== Records supplied ==
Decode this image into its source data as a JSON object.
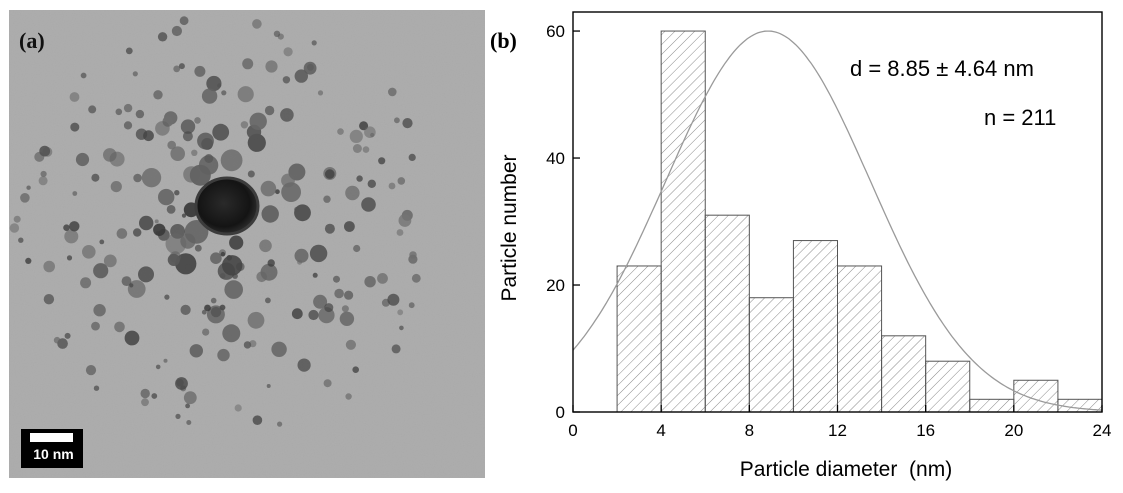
{
  "panel_a": {
    "label": "(a)",
    "scale_bar_label": "10 nm"
  },
  "panel_b": {
    "label": "(b)"
  },
  "chart_data": {
    "type": "bar",
    "title": "",
    "xlabel": "Particle diameter  (nm)",
    "ylabel": "Particle number",
    "xlim": [
      0,
      24
    ],
    "ylim": [
      0,
      63
    ],
    "xticks": [
      0,
      4,
      8,
      12,
      16,
      20,
      24
    ],
    "yticks": [
      0,
      20,
      40,
      60
    ],
    "bins": [
      {
        "from": 2,
        "to": 4,
        "count": 23
      },
      {
        "from": 4,
        "to": 6,
        "count": 60
      },
      {
        "from": 6,
        "to": 8,
        "count": 31
      },
      {
        "from": 8,
        "to": 10,
        "count": 18
      },
      {
        "from": 10,
        "to": 12,
        "count": 27
      },
      {
        "from": 12,
        "to": 14,
        "count": 23
      },
      {
        "from": 14,
        "to": 16,
        "count": 12
      },
      {
        "from": 16,
        "to": 18,
        "count": 8
      },
      {
        "from": 18,
        "to": 20,
        "count": 2
      },
      {
        "from": 20,
        "to": 22,
        "count": 5
      },
      {
        "from": 22,
        "to": 24,
        "count": 2
      }
    ],
    "fit_curve": {
      "type": "gaussian",
      "mean": 8.85,
      "sd": 4.64,
      "peak": 60
    },
    "annotations": [
      "d = 8.85 ± 4.64 nm",
      "n = 211"
    ],
    "bar_fill": "hatched",
    "colors": {
      "bar_edge": "#555555",
      "hatch": "#8a8a8a",
      "curve": "#9a9a9a",
      "axis": "#000000"
    }
  }
}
===
- [Task to complete] Your task is to transcribe all of the records precisely, with no images included.

- [The reply]
Decode this image into its source data as a JSON object.
{
  "panel_a": {
    "label": "(a)",
    "scale_bar_label": "10 nm"
  },
  "panel_b": {
    "label": "(b)"
  },
  "chart_data": {
    "type": "bar",
    "title": "",
    "xlabel": "Particle diameter  (nm)",
    "ylabel": "Particle number",
    "xlim": [
      0,
      24
    ],
    "ylim": [
      0,
      63
    ],
    "xticks": [
      0,
      4,
      8,
      12,
      16,
      20,
      24
    ],
    "yticks": [
      0,
      20,
      40,
      60
    ],
    "bins": [
      {
        "from": 2,
        "to": 4,
        "count": 23
      },
      {
        "from": 4,
        "to": 6,
        "count": 60
      },
      {
        "from": 6,
        "to": 8,
        "count": 31
      },
      {
        "from": 8,
        "to": 10,
        "count": 18
      },
      {
        "from": 10,
        "to": 12,
        "count": 27
      },
      {
        "from": 12,
        "to": 14,
        "count": 23
      },
      {
        "from": 14,
        "to": 16,
        "count": 12
      },
      {
        "from": 16,
        "to": 18,
        "count": 8
      },
      {
        "from": 18,
        "to": 20,
        "count": 2
      },
      {
        "from": 20,
        "to": 22,
        "count": 5
      },
      {
        "from": 22,
        "to": 24,
        "count": 2
      }
    ],
    "fit_curve": {
      "type": "gaussian",
      "mean": 8.85,
      "sd": 4.64,
      "peak": 60
    },
    "annotations": [
      "d = 8.85 ± 4.64 nm",
      "n = 211"
    ],
    "bar_fill": "hatched",
    "colors": {
      "bar_edge": "#555555",
      "hatch": "#8a8a8a",
      "curve": "#9a9a9a",
      "axis": "#000000"
    }
  }
}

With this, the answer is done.